[Begin DATA SECTION]

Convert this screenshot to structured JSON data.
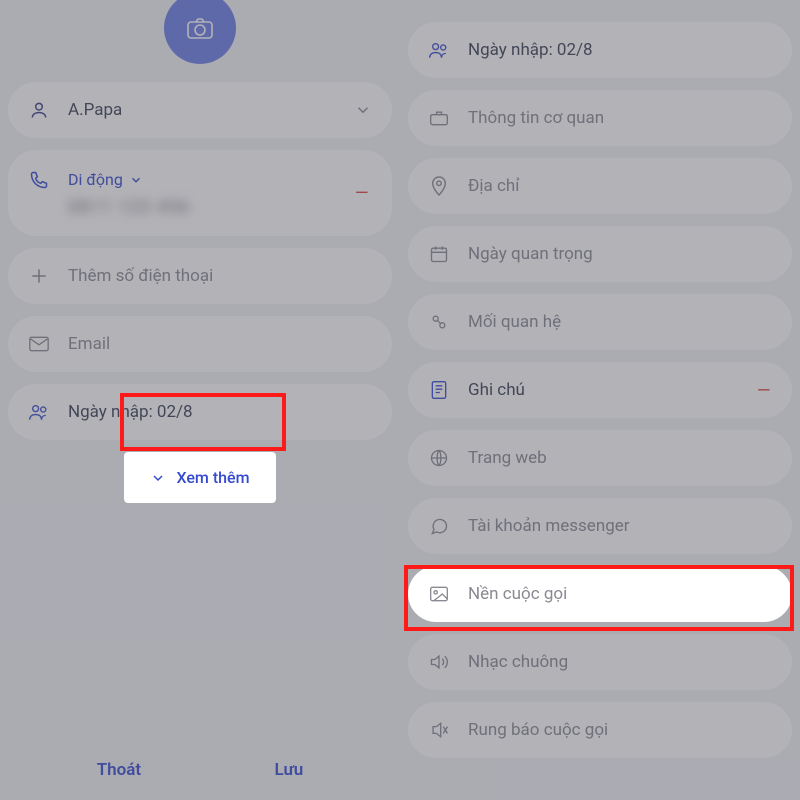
{
  "left": {
    "contact_name": "A.Papa",
    "phone": {
      "type_label": "Di động",
      "number_masked": "0811 123 456"
    },
    "add_phone": "Thêm số điện thoại",
    "email": "Email",
    "group_joined": "Ngày nhập: 02/8",
    "see_more": "Xem thêm",
    "actions": {
      "cancel": "Thoát",
      "save": "Lưu"
    }
  },
  "right": {
    "group_joined": "Ngày nhập: 02/8",
    "org_info": "Thông tin cơ quan",
    "address": "Địa chỉ",
    "important_date": "Ngày quan trọng",
    "relationship": "Mối quan hệ",
    "note": "Ghi chú",
    "website": "Trang web",
    "messenger": "Tài khoản messenger",
    "call_background": "Nền cuộc gọi",
    "ringtone": "Nhạc chuông",
    "call_vibration": "Rung báo cuộc gọi"
  },
  "colors": {
    "accent": "#354ad0",
    "danger": "#d8473f"
  }
}
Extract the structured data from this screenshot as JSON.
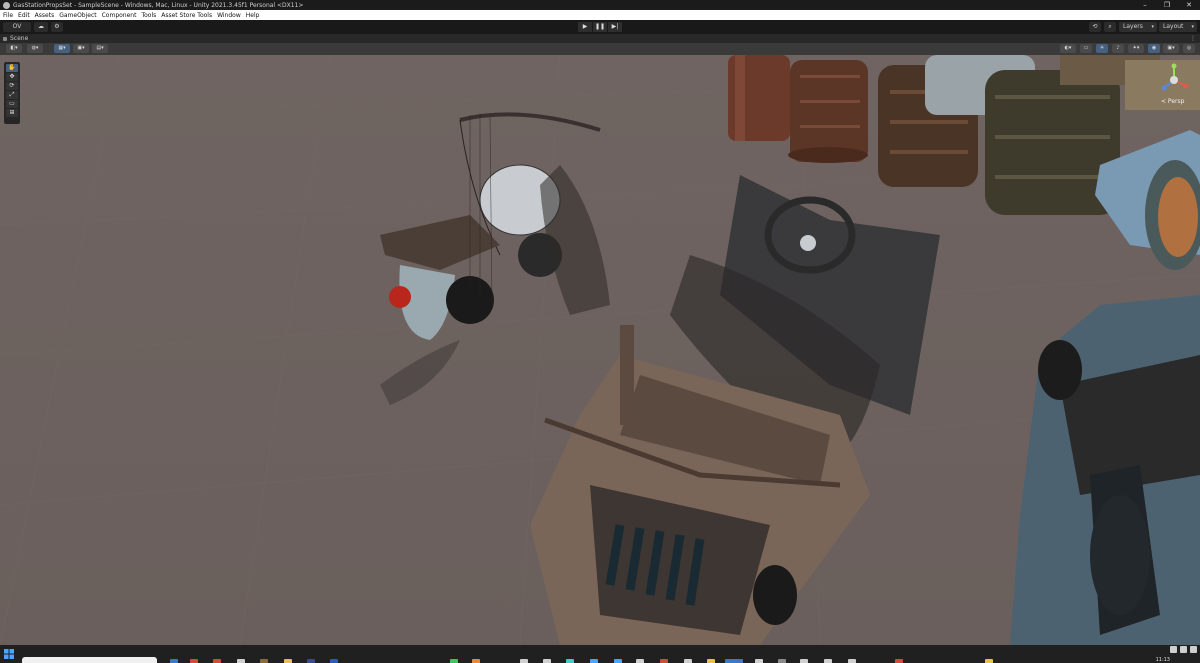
{
  "window": {
    "title": "GasStationPropsSet - SampleScene - Windows, Mac, Linux - Unity 2021.3.45f1 Personal <DX11>",
    "minimize": "–",
    "maximize": "❐",
    "close": "✕"
  },
  "menu": {
    "items": [
      "File",
      "Edit",
      "Assets",
      "GameObject",
      "Component",
      "Tools",
      "Asset Store Tools",
      "Window",
      "Help"
    ]
  },
  "toolbar": {
    "account_label": "OV",
    "play_icon": "▶",
    "pause_icon": "❚❚",
    "step_icon": "▶|",
    "layers_label": "Layers",
    "layout_label": "Layout"
  },
  "scene": {
    "tab_label": "Scene",
    "kebab": "⋮",
    "persp_label": "< Persp"
  },
  "tools": [
    "hand-tool",
    "move-tool",
    "rotate-tool",
    "scale-tool",
    "rect-tool",
    "transform-tool"
  ],
  "taskbar": {
    "clock": "11:13"
  },
  "colors": {
    "viewport_bg": "#6e6260",
    "accent": "#46607f"
  }
}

[End DATA SECTION]

:: WRITTEN PROBLEM ::
Pick every line with "quan" in it and copy it.

:: ANSWER FOR THIS EXERCISE ::
    "org_info": "Thông tin cơ quan",
    "important_date": "Ngày quan trọng",
    "relationship": "Mối quan hệ",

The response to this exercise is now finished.